*Description of the task*
Identify, in the records below, every line where the string "Centers" appears, and copy each such line.

## start Data for this task

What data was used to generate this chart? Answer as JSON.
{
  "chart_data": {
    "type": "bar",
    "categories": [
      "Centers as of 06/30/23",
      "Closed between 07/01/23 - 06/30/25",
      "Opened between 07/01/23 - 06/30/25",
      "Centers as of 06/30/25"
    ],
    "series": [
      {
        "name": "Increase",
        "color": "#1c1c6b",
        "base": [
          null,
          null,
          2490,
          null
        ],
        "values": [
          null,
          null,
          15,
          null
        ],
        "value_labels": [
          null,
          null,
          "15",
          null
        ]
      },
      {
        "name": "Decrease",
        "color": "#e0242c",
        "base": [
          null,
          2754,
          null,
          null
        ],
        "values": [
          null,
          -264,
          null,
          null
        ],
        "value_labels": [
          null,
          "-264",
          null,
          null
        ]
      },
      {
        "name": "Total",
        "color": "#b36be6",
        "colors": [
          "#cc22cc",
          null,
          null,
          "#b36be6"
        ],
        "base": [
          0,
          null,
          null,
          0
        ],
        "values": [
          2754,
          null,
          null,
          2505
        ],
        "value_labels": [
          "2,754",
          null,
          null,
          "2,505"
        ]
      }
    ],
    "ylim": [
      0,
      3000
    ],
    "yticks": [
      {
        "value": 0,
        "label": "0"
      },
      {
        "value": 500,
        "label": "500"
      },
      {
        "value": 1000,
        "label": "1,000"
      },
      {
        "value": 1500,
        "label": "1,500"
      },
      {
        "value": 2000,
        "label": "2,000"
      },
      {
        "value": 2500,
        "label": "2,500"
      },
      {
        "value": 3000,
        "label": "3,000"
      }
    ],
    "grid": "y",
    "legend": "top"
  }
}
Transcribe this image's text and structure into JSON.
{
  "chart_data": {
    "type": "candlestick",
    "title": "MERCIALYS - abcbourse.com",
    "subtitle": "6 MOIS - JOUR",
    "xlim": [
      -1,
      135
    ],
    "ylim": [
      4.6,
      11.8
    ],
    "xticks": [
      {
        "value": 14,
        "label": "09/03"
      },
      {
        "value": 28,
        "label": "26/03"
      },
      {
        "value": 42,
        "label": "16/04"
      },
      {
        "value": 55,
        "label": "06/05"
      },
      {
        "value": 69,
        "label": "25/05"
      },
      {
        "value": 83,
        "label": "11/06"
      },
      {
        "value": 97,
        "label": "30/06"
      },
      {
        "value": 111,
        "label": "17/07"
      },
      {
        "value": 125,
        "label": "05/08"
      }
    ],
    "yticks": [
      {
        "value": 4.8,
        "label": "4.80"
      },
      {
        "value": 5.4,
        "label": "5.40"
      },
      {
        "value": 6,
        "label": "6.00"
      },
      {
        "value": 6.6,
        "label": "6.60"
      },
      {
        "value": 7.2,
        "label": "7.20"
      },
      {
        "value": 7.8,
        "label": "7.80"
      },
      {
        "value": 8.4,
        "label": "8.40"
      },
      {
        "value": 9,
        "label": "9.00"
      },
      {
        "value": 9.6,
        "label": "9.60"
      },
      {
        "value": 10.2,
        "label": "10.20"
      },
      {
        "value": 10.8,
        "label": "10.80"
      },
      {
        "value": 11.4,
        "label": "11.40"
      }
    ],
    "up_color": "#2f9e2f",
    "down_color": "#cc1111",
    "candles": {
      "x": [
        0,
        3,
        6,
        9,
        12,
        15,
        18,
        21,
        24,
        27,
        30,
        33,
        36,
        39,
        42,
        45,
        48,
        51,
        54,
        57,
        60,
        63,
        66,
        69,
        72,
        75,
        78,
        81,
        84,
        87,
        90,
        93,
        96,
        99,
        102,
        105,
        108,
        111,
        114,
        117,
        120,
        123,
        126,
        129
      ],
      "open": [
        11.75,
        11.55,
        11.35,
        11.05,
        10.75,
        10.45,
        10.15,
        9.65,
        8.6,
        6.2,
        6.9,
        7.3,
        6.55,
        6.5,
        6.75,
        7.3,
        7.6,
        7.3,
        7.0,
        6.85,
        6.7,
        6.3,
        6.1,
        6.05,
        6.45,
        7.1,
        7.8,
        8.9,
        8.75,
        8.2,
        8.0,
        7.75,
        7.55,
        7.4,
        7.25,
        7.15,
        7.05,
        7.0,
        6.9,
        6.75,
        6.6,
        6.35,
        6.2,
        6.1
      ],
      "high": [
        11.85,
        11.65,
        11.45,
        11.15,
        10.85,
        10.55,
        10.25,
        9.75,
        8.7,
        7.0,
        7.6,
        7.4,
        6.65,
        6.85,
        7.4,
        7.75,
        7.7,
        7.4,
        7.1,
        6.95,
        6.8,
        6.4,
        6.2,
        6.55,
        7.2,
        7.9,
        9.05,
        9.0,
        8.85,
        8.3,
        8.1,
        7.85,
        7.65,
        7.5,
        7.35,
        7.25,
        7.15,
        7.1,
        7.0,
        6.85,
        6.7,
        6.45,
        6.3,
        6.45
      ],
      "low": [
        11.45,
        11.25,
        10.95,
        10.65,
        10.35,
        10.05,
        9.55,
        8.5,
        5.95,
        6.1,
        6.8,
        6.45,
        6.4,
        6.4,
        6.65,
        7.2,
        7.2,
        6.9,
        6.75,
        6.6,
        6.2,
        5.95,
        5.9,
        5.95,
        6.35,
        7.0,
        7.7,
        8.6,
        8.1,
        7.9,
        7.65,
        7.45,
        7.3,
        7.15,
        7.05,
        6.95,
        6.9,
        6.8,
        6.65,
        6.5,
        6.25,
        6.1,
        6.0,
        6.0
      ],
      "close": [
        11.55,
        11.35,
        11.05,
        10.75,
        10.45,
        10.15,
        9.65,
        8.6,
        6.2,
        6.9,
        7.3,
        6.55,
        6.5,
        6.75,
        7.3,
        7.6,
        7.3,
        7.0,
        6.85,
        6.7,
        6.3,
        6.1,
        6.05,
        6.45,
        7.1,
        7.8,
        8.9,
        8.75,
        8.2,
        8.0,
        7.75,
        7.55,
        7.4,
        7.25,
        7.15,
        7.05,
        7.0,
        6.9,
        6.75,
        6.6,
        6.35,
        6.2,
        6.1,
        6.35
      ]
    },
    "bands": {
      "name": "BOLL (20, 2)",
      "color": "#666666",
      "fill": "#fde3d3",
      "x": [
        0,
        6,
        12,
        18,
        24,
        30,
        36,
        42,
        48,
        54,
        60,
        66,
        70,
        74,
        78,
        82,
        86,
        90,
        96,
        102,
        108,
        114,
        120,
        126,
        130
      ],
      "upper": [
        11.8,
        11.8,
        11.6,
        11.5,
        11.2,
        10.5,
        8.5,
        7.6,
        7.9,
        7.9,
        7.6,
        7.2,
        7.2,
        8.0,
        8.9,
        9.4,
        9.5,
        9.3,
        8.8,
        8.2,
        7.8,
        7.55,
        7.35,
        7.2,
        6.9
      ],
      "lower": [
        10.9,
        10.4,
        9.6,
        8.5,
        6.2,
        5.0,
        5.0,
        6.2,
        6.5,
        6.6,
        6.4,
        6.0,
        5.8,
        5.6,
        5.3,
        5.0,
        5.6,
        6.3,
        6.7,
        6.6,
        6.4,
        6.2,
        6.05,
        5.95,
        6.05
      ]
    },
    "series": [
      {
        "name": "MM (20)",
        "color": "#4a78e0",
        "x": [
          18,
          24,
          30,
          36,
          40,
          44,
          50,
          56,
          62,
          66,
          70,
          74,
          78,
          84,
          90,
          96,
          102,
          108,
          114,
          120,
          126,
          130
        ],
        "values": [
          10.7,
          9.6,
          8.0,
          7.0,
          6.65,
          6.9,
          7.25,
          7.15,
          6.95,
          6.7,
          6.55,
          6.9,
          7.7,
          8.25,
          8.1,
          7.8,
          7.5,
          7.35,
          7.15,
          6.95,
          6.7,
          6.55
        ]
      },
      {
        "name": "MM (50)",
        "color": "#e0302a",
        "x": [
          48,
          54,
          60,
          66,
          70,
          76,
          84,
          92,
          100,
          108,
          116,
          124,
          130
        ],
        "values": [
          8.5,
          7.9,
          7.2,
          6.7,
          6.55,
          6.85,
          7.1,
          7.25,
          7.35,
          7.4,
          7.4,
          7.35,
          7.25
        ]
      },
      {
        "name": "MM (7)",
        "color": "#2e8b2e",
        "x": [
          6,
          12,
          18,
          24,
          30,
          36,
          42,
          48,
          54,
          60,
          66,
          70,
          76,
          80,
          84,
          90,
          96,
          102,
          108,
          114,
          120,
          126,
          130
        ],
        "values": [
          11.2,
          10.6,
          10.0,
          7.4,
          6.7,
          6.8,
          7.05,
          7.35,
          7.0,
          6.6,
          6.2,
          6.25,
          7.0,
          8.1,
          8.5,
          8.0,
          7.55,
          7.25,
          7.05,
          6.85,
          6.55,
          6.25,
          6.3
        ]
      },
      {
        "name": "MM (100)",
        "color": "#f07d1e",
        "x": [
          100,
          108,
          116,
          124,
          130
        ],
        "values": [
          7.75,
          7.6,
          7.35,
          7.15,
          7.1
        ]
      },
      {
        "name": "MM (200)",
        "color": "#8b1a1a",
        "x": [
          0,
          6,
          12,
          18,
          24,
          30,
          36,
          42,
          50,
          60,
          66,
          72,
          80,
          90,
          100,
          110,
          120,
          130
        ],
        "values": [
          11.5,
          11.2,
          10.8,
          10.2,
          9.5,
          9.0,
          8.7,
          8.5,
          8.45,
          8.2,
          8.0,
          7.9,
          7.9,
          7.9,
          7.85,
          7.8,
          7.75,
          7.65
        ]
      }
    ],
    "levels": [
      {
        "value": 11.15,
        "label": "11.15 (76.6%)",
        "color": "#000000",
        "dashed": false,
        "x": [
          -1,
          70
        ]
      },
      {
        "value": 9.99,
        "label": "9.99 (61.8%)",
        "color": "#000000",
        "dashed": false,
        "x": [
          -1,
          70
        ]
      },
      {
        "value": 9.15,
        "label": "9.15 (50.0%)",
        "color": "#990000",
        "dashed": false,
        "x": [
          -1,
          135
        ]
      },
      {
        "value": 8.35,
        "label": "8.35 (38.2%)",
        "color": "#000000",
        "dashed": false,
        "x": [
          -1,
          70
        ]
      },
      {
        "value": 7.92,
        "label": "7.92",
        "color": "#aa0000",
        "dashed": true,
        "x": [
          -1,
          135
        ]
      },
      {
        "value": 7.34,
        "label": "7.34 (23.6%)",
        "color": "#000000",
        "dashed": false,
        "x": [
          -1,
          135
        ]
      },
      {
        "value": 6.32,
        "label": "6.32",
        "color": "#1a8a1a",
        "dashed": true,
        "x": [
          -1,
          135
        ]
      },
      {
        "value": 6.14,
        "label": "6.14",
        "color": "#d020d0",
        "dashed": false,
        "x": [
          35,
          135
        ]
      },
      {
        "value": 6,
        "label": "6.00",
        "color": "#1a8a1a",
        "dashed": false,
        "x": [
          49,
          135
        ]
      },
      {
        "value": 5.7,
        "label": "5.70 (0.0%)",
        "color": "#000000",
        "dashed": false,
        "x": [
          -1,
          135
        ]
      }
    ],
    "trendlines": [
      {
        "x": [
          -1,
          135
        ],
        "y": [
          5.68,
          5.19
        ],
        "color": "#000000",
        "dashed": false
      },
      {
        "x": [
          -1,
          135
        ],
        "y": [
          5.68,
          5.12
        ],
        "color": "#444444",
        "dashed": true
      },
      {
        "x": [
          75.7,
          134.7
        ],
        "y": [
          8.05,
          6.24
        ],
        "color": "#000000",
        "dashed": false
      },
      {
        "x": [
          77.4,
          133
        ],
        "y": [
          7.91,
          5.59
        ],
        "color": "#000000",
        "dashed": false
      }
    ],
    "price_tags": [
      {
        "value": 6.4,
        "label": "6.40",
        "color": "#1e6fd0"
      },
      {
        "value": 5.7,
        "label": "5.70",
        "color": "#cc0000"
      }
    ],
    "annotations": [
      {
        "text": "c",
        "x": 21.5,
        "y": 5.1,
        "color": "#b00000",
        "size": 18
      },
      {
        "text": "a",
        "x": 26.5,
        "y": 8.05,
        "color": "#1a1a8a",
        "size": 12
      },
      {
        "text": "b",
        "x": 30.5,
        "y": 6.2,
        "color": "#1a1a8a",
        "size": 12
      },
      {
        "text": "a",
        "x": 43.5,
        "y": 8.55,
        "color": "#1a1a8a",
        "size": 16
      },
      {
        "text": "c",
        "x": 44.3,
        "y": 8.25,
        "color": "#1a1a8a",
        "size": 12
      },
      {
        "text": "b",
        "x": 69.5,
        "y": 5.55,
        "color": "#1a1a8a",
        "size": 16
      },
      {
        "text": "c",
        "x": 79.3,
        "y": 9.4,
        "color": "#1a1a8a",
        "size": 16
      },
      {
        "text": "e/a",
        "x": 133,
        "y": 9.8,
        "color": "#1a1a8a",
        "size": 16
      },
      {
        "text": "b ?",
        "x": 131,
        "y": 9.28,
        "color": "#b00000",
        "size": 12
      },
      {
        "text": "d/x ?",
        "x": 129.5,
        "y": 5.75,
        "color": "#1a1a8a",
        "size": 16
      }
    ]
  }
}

## end Data for this task

*Result*
      "Centers as of 06/30/23",
      "Centers as of 06/30/25"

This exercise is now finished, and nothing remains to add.